* The records
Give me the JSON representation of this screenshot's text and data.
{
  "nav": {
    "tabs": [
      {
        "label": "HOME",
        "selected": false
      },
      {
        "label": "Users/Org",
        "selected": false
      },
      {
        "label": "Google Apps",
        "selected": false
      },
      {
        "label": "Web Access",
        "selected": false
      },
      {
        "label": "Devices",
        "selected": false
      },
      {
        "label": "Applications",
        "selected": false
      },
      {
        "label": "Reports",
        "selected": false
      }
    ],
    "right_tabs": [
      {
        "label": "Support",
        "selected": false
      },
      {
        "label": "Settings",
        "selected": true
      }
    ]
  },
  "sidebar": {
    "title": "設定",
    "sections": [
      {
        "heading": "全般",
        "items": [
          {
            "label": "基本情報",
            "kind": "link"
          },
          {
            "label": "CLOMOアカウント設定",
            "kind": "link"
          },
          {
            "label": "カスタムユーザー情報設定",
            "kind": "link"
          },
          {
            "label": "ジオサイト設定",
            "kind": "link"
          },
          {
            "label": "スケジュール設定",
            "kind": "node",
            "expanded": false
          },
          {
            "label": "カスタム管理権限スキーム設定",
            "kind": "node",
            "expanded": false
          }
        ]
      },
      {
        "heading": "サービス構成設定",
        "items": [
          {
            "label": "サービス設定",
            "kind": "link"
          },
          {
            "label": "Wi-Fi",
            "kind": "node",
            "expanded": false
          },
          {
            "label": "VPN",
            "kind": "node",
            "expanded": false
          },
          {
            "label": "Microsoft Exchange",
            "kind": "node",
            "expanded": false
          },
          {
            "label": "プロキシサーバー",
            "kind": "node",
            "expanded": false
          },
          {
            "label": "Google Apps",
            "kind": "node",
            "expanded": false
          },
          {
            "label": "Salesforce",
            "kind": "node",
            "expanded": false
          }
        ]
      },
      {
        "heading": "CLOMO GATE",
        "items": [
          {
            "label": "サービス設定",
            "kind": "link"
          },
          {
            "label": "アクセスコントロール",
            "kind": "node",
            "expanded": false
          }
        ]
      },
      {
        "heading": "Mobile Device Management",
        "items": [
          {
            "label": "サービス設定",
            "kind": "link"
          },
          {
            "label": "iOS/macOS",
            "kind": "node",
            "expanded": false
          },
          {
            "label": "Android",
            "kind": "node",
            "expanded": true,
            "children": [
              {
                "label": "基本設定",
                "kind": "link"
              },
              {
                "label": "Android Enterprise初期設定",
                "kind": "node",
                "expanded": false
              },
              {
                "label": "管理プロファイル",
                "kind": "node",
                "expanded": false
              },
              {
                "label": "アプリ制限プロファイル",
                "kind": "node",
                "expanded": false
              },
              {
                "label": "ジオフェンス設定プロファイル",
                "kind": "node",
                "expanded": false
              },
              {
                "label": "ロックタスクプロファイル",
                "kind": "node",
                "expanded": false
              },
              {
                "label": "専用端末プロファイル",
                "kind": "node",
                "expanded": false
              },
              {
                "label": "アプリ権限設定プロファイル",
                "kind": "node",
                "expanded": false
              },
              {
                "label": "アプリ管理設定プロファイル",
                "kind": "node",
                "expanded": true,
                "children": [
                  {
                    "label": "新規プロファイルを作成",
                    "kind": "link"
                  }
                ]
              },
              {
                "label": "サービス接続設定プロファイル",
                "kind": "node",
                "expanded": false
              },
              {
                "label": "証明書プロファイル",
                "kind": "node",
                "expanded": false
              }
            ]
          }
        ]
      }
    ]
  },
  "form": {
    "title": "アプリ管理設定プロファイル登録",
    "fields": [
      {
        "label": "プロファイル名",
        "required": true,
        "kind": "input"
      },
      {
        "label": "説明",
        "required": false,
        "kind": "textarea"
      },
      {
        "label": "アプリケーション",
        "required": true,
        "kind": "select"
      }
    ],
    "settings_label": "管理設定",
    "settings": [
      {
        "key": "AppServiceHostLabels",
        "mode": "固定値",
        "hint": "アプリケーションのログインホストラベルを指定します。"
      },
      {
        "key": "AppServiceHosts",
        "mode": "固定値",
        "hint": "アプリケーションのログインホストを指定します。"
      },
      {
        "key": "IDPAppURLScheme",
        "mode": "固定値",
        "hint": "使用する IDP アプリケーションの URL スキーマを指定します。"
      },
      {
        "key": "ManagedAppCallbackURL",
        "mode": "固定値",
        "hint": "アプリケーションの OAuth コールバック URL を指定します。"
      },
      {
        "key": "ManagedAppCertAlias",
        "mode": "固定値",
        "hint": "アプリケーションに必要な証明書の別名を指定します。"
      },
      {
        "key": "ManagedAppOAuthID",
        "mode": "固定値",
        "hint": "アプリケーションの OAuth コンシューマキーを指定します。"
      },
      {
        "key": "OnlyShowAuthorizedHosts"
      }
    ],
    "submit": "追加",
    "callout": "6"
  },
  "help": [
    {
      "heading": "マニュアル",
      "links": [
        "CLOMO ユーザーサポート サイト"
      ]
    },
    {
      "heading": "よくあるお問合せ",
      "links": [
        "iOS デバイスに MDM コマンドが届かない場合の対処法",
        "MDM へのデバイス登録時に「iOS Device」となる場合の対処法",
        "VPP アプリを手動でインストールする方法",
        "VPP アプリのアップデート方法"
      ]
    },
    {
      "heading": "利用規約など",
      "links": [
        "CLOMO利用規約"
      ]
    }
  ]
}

* Problem to solve
All of the data shown above must be copied exactly.

* Exercise response
Give me the JSON representation of this screenshot's text and data.
{
  "nav": {
    "tabs": [
      {
        "label": "HOME",
        "selected": false
      },
      {
        "label": "Users/Org",
        "selected": false
      },
      {
        "label": "Google Apps",
        "selected": false
      },
      {
        "label": "Web Access",
        "selected": false
      },
      {
        "label": "Devices",
        "selected": false
      },
      {
        "label": "Applications",
        "selected": false
      },
      {
        "label": "Reports",
        "selected": false
      }
    ],
    "right_tabs": [
      {
        "label": "Support",
        "selected": false
      },
      {
        "label": "Settings",
        "selected": true
      }
    ]
  },
  "sidebar": {
    "title": "設定",
    "sections": [
      {
        "heading": "全般",
        "items": [
          {
            "label": "基本情報",
            "kind": "link"
          },
          {
            "label": "CLOMOアカウント設定",
            "kind": "link"
          },
          {
            "label": "カスタムユーザー情報設定",
            "kind": "link"
          },
          {
            "label": "ジオサイト設定",
            "kind": "link"
          },
          {
            "label": "スケジュール設定",
            "kind": "node",
            "expanded": false
          },
          {
            "label": "カスタム管理権限スキーム設定",
            "kind": "node",
            "expanded": false
          }
        ]
      },
      {
        "heading": "サービス構成設定",
        "items": [
          {
            "label": "サービス設定",
            "kind": "link"
          },
          {
            "label": "Wi-Fi",
            "kind": "node",
            "expanded": false
          },
          {
            "label": "VPN",
            "kind": "node",
            "expanded": false
          },
          {
            "label": "Microsoft Exchange",
            "kind": "node",
            "expanded": false
          },
          {
            "label": "プロキシサーバー",
            "kind": "node",
            "expanded": false
          },
          {
            "label": "Google Apps",
            "kind": "node",
            "expanded": false
          },
          {
            "label": "Salesforce",
            "kind": "node",
            "expanded": false
          }
        ]
      },
      {
        "heading": "CLOMO GATE",
        "items": [
          {
            "label": "サービス設定",
            "kind": "link"
          },
          {
            "label": "アクセスコントロール",
            "kind": "node",
            "expanded": false
          }
        ]
      },
      {
        "heading": "Mobile Device Management",
        "items": [
          {
            "label": "サービス設定",
            "kind": "link"
          },
          {
            "label": "iOS/macOS",
            "kind": "node",
            "expanded": false
          },
          {
            "label": "Android",
            "kind": "node",
            "expanded": true,
            "children": [
              {
                "label": "基本設定",
                "kind": "link"
              },
              {
                "label": "Android Enterprise初期設定",
                "kind": "node",
                "expanded": false
              },
              {
                "label": "管理プロファイル",
                "kind": "node",
                "expanded": false
              },
              {
                "label": "アプリ制限プロファイル",
                "kind": "node",
                "expanded": false
              },
              {
                "label": "ジオフェンス設定プロファイル",
                "kind": "node",
                "expanded": false
              },
              {
                "label": "ロックタスクプロファイル",
                "kind": "node",
                "expanded": false
              },
              {
                "label": "専用端末プロファイル",
                "kind": "node",
                "expanded": false
              },
              {
                "label": "アプリ権限設定プロファイル",
                "kind": "node",
                "expanded": false
              },
              {
                "label": "アプリ管理設定プロファイル",
                "kind": "node",
                "expanded": true,
                "children": [
                  {
                    "label": "新規プロファイルを作成",
                    "kind": "link"
                  }
                ]
              },
              {
                "label": "サービス接続設定プロファイル",
                "kind": "node",
                "expanded": false
              },
              {
                "label": "証明書プロファイル",
                "kind": "node",
                "expanded": false
              }
            ]
          }
        ]
      }
    ]
  },
  "form": {
    "title": "アプリ管理設定プロファイル登録",
    "fields": [
      {
        "label": "プロファイル名",
        "required": true,
        "kind": "input"
      },
      {
        "label": "説明",
        "required": false,
        "kind": "textarea"
      },
      {
        "label": "アプリケーション",
        "required": true,
        "kind": "select"
      }
    ],
    "settings_label": "管理設定",
    "settings": [
      {
        "key": "AppServiceHostLabels",
        "mode": "固定値",
        "hint": "アプリケーションのログインホストラベルを指定します。"
      },
      {
        "key": "AppServiceHosts",
        "mode": "固定値",
        "hint": "アプリケーションのログインホストを指定します。"
      },
      {
        "key": "IDPAppURLScheme",
        "mode": "固定値",
        "hint": "使用する IDP アプリケーションの URL スキーマを指定します。"
      },
      {
        "key": "ManagedAppCallbackURL",
        "mode": "固定値",
        "hint": "アプリケーションの OAuth コールバック URL を指定します。"
      },
      {
        "key": "ManagedAppCertAlias",
        "mode": "固定値",
        "hint": "アプリケーションに必要な証明書の別名を指定します。"
      },
      {
        "key": "ManagedAppOAuthID",
        "mode": "固定値",
        "hint": "アプリケーションの OAuth コンシューマキーを指定します。"
      },
      {
        "key": "OnlyShowAuthorizedHosts"
      }
    ],
    "submit": "追加",
    "callout": "6"
  },
  "help": [
    {
      "heading": "マニュアル",
      "links": [
        "CLOMO ユーザーサポート サイト"
      ]
    },
    {
      "heading": "よくあるお問合せ",
      "links": [
        "iOS デバイスに MDM コマンドが届かない場合の対処法",
        "MDM へのデバイス登録時に「iOS Device」となる場合の対処法",
        "VPP アプリを手動でインストールする方法",
        "VPP アプリのアップデート方法"
      ]
    },
    {
      "heading": "利用規約など",
      "links": [
        "CLOMO利用規約"
      ]
    }
  ]
}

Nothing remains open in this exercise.